Aim => Report every line in the listing below where the string "text" shows up.

[Data listing]
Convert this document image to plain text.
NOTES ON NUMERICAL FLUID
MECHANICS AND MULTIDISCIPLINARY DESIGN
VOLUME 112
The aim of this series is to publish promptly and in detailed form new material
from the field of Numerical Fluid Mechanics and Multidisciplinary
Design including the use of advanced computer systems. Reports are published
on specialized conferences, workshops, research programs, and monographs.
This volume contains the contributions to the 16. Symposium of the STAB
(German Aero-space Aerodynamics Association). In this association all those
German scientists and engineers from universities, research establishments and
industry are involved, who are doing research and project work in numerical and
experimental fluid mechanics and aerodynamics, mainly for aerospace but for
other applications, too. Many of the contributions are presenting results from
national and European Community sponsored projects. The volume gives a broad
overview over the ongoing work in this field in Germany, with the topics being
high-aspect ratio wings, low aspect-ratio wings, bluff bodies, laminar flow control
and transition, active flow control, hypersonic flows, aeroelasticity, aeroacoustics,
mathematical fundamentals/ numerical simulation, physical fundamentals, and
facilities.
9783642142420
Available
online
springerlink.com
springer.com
==
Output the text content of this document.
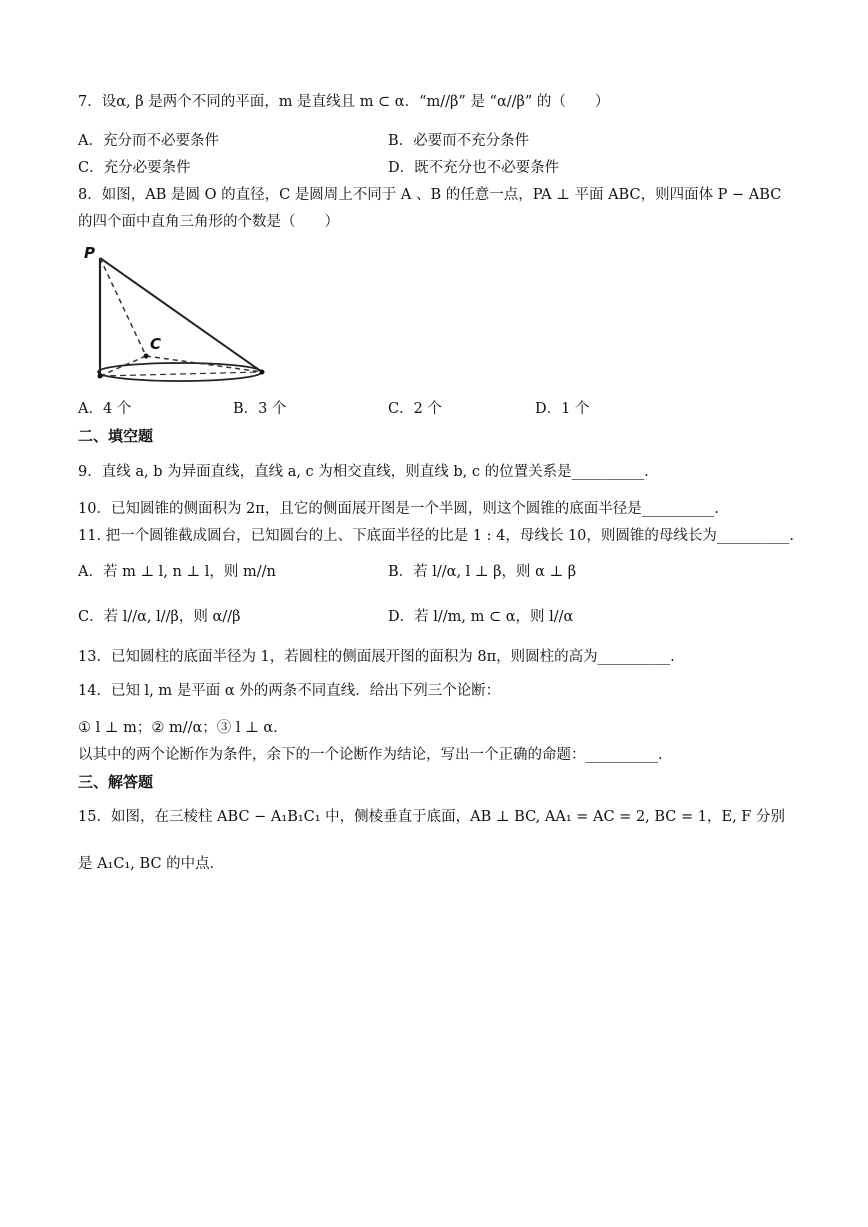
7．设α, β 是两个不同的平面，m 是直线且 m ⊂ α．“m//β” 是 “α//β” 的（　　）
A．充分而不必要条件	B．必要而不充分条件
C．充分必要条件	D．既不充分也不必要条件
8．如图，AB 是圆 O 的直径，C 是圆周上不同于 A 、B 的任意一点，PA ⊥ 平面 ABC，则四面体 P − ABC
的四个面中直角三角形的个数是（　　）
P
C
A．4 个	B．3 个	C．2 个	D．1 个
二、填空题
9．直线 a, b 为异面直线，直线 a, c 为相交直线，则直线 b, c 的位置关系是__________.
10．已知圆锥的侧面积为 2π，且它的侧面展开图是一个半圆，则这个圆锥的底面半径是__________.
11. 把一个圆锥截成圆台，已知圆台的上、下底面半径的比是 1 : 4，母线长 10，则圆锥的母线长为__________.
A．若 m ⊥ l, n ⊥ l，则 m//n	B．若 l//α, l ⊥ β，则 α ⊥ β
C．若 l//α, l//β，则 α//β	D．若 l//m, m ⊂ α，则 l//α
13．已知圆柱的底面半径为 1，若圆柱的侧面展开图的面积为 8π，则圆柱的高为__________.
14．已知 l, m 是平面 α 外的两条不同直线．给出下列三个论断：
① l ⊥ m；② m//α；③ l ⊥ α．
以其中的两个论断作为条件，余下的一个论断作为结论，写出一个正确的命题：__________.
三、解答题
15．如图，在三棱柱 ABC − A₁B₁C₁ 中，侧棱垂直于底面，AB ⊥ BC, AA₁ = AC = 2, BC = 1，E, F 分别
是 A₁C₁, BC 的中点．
==
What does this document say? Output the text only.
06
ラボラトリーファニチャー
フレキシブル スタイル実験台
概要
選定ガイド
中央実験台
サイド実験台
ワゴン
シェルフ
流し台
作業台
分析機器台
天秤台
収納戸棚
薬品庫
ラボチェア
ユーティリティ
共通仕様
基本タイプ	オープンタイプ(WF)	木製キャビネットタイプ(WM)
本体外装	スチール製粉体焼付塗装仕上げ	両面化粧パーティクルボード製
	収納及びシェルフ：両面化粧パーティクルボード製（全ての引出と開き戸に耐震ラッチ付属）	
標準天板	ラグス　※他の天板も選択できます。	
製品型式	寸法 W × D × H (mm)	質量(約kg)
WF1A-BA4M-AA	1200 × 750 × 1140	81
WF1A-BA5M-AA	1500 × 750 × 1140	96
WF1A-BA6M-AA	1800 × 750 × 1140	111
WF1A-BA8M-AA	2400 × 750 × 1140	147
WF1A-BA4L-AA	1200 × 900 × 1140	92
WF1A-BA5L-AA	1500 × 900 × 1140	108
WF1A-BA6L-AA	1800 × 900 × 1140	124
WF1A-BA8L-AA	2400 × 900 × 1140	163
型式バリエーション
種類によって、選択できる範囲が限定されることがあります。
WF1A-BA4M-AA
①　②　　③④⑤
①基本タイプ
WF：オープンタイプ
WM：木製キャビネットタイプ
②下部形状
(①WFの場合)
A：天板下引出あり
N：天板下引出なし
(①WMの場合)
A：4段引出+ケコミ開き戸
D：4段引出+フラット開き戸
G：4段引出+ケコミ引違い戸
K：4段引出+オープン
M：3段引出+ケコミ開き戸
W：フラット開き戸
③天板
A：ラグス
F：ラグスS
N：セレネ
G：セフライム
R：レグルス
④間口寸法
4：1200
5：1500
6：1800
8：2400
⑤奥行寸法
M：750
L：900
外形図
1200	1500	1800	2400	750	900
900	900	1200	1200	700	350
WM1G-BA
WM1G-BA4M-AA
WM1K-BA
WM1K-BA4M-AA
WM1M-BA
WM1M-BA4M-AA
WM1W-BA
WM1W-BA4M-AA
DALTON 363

Reply =>
Convert this document image to plain text.
Output the text content of this document.
What does this document say? Output the text only.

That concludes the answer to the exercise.